## TASK REQUIREMENTS
Count every line in the following entries where the word "clinical" appears. Give the count alone.

## EXERCISE DATA
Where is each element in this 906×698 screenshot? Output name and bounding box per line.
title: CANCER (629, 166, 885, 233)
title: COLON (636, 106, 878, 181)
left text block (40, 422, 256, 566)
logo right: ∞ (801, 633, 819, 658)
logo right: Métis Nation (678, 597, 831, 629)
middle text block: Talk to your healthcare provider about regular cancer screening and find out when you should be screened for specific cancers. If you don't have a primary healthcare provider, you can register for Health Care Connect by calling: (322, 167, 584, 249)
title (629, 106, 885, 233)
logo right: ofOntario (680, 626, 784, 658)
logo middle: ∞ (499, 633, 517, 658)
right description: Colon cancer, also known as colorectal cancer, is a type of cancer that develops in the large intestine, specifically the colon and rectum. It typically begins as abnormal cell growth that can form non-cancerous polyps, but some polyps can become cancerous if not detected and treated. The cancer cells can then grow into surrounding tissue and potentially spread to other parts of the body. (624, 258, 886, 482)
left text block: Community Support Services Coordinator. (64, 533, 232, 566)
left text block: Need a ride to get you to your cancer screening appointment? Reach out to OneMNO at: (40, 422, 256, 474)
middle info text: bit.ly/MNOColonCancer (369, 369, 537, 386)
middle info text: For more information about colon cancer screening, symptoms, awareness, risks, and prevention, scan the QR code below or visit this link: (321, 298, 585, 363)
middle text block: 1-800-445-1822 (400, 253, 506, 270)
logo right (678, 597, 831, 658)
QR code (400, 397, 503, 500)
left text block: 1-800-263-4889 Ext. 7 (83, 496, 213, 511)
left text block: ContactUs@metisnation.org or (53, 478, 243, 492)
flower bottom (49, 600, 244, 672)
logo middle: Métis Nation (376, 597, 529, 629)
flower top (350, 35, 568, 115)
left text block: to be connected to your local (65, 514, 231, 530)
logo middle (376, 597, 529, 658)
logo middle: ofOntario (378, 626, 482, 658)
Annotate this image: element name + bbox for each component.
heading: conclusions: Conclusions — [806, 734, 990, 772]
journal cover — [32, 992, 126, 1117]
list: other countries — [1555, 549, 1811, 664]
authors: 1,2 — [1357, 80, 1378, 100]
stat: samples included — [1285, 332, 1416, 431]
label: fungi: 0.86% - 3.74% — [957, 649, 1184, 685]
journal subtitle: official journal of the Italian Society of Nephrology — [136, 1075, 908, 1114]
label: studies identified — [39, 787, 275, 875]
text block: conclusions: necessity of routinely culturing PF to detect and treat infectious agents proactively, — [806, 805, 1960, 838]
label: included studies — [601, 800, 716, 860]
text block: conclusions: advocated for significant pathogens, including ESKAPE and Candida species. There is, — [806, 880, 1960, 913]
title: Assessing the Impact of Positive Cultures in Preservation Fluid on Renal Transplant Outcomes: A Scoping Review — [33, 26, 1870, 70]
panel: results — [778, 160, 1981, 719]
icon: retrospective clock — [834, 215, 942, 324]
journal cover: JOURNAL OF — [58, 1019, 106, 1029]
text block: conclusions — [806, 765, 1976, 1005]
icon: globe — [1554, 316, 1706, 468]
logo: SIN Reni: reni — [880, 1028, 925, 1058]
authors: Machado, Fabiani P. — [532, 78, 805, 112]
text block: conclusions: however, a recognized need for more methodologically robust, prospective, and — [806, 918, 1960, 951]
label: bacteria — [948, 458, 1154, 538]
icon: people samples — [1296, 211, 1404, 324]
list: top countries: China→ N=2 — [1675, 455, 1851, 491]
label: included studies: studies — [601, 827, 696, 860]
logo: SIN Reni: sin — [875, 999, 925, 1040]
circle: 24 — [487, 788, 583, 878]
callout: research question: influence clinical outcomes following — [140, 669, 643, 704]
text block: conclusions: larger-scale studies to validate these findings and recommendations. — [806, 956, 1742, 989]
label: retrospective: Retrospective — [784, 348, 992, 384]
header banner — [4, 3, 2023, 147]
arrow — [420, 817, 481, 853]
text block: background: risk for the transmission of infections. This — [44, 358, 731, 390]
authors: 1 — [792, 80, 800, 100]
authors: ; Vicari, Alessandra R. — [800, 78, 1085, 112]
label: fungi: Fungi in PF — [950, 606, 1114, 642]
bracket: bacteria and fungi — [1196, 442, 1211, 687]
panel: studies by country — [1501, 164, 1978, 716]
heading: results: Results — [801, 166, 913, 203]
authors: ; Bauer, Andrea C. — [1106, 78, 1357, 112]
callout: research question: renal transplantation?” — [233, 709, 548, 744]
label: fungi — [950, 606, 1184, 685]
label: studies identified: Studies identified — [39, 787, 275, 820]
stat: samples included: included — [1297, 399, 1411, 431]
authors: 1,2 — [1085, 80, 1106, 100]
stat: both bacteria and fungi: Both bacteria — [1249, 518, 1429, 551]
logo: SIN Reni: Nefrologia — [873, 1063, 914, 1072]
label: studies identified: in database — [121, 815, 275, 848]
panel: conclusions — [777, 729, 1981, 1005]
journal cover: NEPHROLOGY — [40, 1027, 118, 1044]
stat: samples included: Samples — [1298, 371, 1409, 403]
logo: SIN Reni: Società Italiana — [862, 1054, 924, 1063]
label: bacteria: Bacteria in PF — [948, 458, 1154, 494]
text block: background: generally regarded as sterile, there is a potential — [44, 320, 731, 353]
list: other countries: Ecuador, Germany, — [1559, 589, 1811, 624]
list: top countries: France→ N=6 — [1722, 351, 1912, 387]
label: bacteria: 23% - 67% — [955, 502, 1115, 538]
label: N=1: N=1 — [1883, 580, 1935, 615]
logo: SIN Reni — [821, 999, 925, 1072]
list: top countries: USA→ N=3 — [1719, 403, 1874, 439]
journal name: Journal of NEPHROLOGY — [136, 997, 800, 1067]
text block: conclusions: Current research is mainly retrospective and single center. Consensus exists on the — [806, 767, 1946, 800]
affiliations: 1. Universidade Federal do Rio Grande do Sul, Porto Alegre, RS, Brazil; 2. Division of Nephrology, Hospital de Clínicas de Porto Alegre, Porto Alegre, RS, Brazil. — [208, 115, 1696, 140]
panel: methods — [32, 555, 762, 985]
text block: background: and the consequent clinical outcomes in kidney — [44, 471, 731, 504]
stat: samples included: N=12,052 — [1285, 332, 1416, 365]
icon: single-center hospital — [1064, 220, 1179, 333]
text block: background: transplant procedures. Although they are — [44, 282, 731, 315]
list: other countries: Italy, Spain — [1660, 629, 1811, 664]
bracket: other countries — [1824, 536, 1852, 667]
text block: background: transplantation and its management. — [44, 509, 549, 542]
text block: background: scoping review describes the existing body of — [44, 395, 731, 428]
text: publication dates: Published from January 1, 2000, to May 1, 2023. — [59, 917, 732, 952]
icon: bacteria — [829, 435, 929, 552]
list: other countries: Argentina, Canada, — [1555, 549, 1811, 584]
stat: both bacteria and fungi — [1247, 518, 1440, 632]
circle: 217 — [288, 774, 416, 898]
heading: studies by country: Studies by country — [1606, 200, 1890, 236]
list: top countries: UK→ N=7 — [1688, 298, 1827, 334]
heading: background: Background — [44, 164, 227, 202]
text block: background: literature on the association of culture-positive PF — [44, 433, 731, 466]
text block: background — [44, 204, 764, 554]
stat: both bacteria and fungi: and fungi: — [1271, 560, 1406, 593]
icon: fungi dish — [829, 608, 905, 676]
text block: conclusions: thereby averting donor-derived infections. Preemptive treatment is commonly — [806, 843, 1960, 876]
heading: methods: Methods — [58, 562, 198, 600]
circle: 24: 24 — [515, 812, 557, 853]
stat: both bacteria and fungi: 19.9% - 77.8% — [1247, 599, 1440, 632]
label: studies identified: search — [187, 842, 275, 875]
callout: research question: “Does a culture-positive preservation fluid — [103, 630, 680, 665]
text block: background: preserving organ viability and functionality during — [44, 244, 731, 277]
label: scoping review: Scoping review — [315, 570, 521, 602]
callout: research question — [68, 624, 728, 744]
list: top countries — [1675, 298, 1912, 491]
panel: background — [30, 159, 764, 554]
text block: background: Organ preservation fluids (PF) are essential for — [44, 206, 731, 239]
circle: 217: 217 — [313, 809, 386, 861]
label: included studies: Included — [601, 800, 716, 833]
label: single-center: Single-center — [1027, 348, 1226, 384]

## SOLUTION TO THIS TASK
2